== Exercise aim ==
Your task is to reproduce the entries below word for word.

**** Data for this exercise ****

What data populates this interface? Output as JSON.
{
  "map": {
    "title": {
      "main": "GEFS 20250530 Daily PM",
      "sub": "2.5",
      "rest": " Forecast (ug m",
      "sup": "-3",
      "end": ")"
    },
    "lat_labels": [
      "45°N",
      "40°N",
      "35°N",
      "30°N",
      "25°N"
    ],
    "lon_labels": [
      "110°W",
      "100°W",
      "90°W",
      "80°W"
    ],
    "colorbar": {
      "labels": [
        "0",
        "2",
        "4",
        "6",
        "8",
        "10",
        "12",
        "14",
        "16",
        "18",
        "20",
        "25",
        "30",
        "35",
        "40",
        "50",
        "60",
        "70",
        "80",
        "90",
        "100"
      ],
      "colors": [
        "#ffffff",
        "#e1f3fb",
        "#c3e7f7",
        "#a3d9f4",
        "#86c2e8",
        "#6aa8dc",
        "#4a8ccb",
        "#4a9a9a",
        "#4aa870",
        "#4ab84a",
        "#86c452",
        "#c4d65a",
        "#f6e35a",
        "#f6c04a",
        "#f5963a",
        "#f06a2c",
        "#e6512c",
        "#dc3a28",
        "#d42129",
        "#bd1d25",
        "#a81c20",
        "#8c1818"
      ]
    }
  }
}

****

== In response ==
What data populates this interface? Output as JSON.
{
  "map": {
    "title": {
      "main": "GEFS 20250530 Daily PM",
      "sub": "2.5",
      "rest": " Forecast (ug m",
      "sup": "-3",
      "end": ")"
    },
    "lat_labels": [
      "45°N",
      "40°N",
      "35°N",
      "30°N",
      "25°N"
    ],
    "lon_labels": [
      "110°W",
      "100°W",
      "90°W",
      "80°W"
    ],
    "colorbar": {
      "labels": [
        "0",
        "2",
        "4",
        "6",
        "8",
        "10",
        "12",
        "14",
        "16",
        "18",
        "20",
        "25",
        "30",
        "35",
        "40",
        "50",
        "60",
        "70",
        "80",
        "90",
        "100"
      ],
      "colors": [
        "#ffffff",
        "#e1f3fb",
        "#c3e7f7",
        "#a3d9f4",
        "#86c2e8",
        "#6aa8dc",
        "#4a8ccb",
        "#4a9a9a",
        "#4aa870",
        "#4ab84a",
        "#86c452",
        "#c4d65a",
        "#f6e35a",
        "#f6c04a",
        "#f5963a",
        "#f06a2c",
        "#e6512c",
        "#dc3a28",
        "#d42129",
        "#bd1d25",
        "#a81c20",
        "#8c1818"
      ]
    }
  }
}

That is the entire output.